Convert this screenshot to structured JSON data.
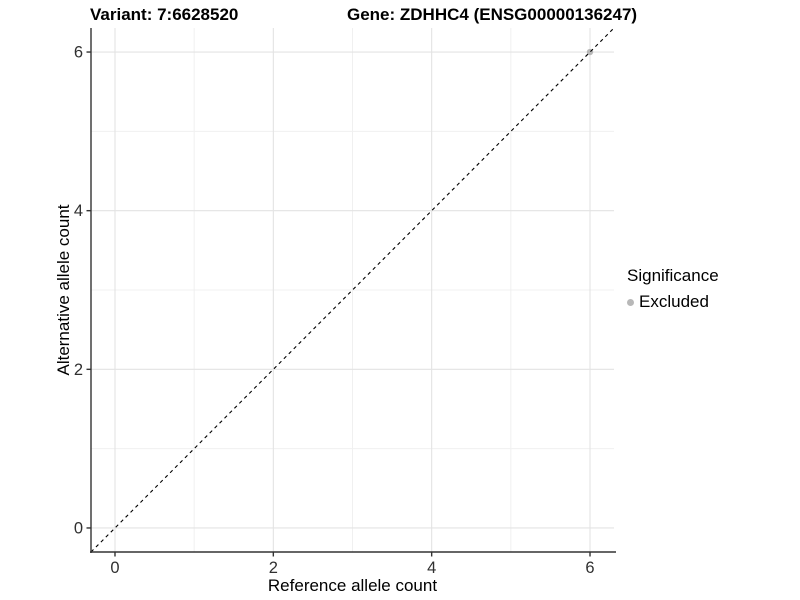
{
  "chart_data": {
    "type": "scatter",
    "title_left": "Variant: 7:6628520",
    "title_right": "Gene: ZDHHC4 (ENSG00000136247)",
    "xlabel": "Reference allele count",
    "ylabel": "Alternative allele count",
    "xlim": [
      -0.303,
      6.303
    ],
    "ylim": [
      -0.303,
      6.303
    ],
    "xticks": [
      0,
      2,
      4,
      6
    ],
    "yticks": [
      0,
      2,
      4,
      6
    ],
    "minor_xticks": [
      1,
      3,
      5
    ],
    "minor_yticks": [
      1,
      3,
      5
    ],
    "grid": "on",
    "series": [
      {
        "name": "Excluded",
        "marker": "circle",
        "color": "#b8b8b8",
        "points": [
          [
            6,
            6
          ]
        ]
      }
    ],
    "identity_line": {
      "style": "dashed",
      "x": [
        -0.303,
        6.303
      ],
      "y": [
        -0.303,
        6.303
      ],
      "color": "#000000"
    },
    "legend": {
      "position": "right",
      "title": "Significance",
      "items": [
        {
          "label": "Excluded",
          "color": "#b8b8b8",
          "marker": "circle"
        }
      ]
    }
  },
  "colors": {
    "background": "#ffffff",
    "grid_major": "#e3e3e3",
    "grid_minor": "#f0f0f0",
    "axis_line": "#333333",
    "tick_label": "#303030",
    "point": "#b8b8b8"
  }
}
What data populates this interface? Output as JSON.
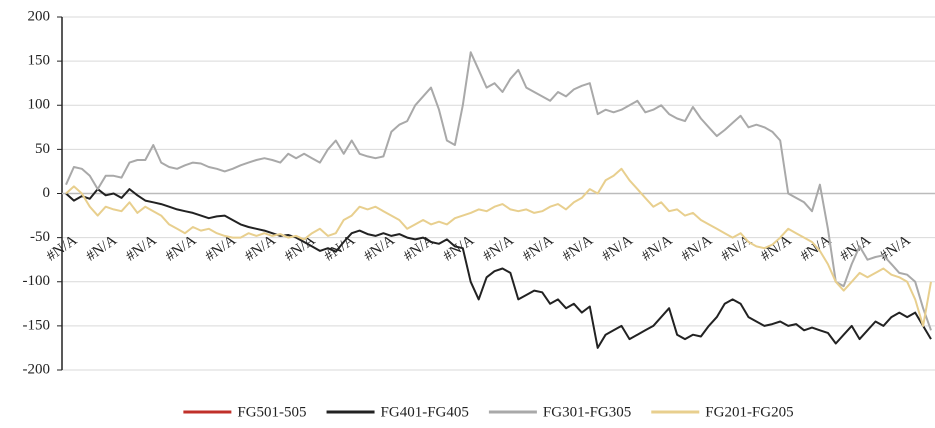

________________________

What to do:
Track down every line holding the string "count" and copy it.

Task answer:
    "xlabel": "Reference allele count",
    "ylabel": "Alternative allele count",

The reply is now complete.